== RECORD EXTRACTS

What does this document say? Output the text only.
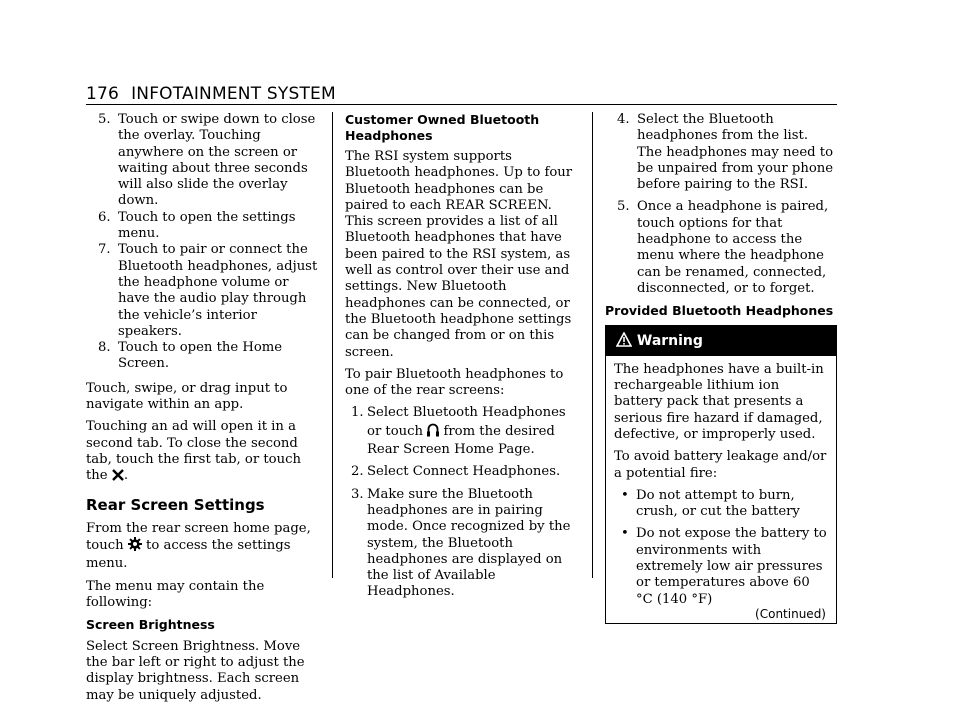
176 INFOTAINMENT SYSTEM
5. Touch or swipe down to close the overlay. Touching anywhere on the screen or waiting about three seconds will also slide the overlay down.
6. Touch to open the settings menu.
7. Touch to pair or connect the Bluetooth headphones, adjust the headphone volume or have the audio play through the vehicle’s interior speakers.
8. Touch to open the Home Screen.

Touch, swipe, or drag input to navigate within an app.

Touching an ad will open it in a second tab. To close the second tab, touch the first tab, or touch the .

Rear Screen Settings

From the rear screen home page, touch to access the settings menu.

The menu may contain the following:

Screen Brightness

Select Screen Brightness. Move the bar left or right to adjust the display brightness. Each screen may be uniquely adjusted.

Customer Owned Bluetooth Headphones

The RSI system supports Bluetooth headphones. Up to four Bluetooth headphones can be paired to each REAR SCREEN. This screen provides a list of all Bluetooth headphones that have been paired to the RSI system, as well as control over their use and settings. New Bluetooth headphones can be connected, or the Bluetooth headphone settings can be changed from or on this screen.

To pair Bluetooth headphones to one of the rear screens:

1. Select Bluetooth Headphones or touch from the desired Rear Screen Home Page.
2. Select Connect Headphones.
3. Make sure the Bluetooth headphones are in pairing mode. Once recognized by the system, the Bluetooth headphones are displayed on the list of Available Headphones.
4. Select the Bluetooth headphones from the list. The headphones may need to be unpaired from your phone before pairing to the RSI.
5. Once a headphone is paired, touch options for that headphone to access the menu where the headphone can be renamed, connected, disconnected, or to forget.
Provided Bluetooth Headphones
Warning

The headphones have a built-in rechargeable lithium ion battery pack that presents a serious fire hazard if damaged, defective, or improperly used.

To avoid battery leakage and/or a potential fire:

• Do not attempt to burn, crush, or cut the battery
• Do not expose the battery to environments with extremely low air pressures or temperatures above 60 °C (140 °F)
(Continued)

====

### TASK DESCRIPTION
Omitting all images, print the listing exactly.

### ANSWER TO THE TASK
What does this document say? Output the text only.
176 INFOTAINMENT SYSTEM
5. Touch or swipe down to close the overlay. Touching anywhere on the screen or waiting about three seconds will also slide the overlay down.
6. Touch to open the settings menu.
7. Touch to pair or connect the Bluetooth headphones, adjust the headphone volume or have the audio play through the vehicle’s interior speakers.
8. Touch to open the Home Screen.

Touch, swipe, or drag input to navigate within an app.

Touching an ad will open it in a second tab. To close the second tab, touch the first tab, or touch the .

Rear Screen Settings

From the rear screen home page, touch to access the settings menu.

The menu may contain the following:

Screen Brightness

Select Screen Brightness. Move the bar left or right to adjust the display brightness. Each screen may be uniquely adjusted.

Customer Owned Bluetooth Headphones

The RSI system supports Bluetooth headphones. Up to four Bluetooth headphones can be paired to each REAR SCREEN. This screen provides a list of all Bluetooth headphones that have been paired to the RSI system, as well as control over their use and settings. New Bluetooth headphones can be connected, or the Bluetooth headphone settings can be changed from or on this screen.

To pair Bluetooth headphones to one of the rear screens:

1. Select Bluetooth Headphones or touch from the desired Rear Screen Home Page.
2. Select Connect Headphones.
3. Make sure the Bluetooth headphones are in pairing mode. Once recognized by the system, the Bluetooth headphones are displayed on the list of Available Headphones.
4. Select the Bluetooth headphones from the list. The headphones may need to be unpaired from your phone before pairing to the RSI.
5. Once a headphone is paired, touch options for that headphone to access the menu where the headphone can be renamed, connected, disconnected, or to forget.
Provided Bluetooth Headphones
Warning

The headphones have a built-in rechargeable lithium ion battery pack that presents a serious fire hazard if damaged, defective, or improperly used.

To avoid battery leakage and/or a potential fire:

• Do not attempt to burn, crush, or cut the battery
• Do not expose the battery to environments with extremely low air pressures or temperatures above 60 °C (140 °F)
(Continued)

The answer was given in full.